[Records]
——

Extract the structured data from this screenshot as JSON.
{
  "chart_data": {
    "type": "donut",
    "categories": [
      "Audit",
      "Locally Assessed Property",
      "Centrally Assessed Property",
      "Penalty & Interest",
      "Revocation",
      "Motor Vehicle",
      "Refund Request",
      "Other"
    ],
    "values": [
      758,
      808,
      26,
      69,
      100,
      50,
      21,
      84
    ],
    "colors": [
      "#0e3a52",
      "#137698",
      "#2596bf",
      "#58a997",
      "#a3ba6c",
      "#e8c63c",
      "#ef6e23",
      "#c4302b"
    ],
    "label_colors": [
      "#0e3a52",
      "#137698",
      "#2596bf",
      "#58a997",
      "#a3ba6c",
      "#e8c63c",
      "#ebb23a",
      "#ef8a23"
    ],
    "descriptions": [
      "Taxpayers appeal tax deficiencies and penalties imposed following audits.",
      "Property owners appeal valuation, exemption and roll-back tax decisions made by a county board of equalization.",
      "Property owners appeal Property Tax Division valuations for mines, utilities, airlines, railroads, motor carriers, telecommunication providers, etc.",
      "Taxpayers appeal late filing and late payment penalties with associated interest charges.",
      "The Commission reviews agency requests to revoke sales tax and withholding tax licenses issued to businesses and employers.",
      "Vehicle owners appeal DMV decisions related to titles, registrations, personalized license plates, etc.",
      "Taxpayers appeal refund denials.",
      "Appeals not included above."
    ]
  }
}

——

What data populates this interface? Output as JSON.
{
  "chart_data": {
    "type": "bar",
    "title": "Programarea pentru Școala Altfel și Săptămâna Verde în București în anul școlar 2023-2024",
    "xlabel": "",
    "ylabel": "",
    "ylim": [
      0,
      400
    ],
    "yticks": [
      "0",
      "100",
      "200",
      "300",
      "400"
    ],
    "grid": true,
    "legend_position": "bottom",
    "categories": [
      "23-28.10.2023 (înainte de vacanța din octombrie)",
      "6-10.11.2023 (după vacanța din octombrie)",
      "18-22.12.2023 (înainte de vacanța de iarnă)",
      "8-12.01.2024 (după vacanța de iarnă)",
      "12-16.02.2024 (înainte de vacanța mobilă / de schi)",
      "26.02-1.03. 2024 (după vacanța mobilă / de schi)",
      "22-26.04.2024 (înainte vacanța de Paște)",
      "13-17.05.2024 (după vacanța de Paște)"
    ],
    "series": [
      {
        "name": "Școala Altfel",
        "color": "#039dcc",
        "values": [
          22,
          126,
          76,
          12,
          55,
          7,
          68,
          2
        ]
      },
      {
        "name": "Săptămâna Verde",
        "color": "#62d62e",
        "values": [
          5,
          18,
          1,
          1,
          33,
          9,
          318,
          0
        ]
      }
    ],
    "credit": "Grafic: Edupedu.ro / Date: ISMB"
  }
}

——

» **DIRECTION**:
Search the records for the word "decisions" and copy every line where it occurs.

» **SOLVED PROBLEM**:
      "Property owners appeal valuation, exemption and roll-back tax decisions made by a county board of equalization.",
      "Vehicle owners appeal DMV decisions related to titles, registrations, personalized license plates, etc.",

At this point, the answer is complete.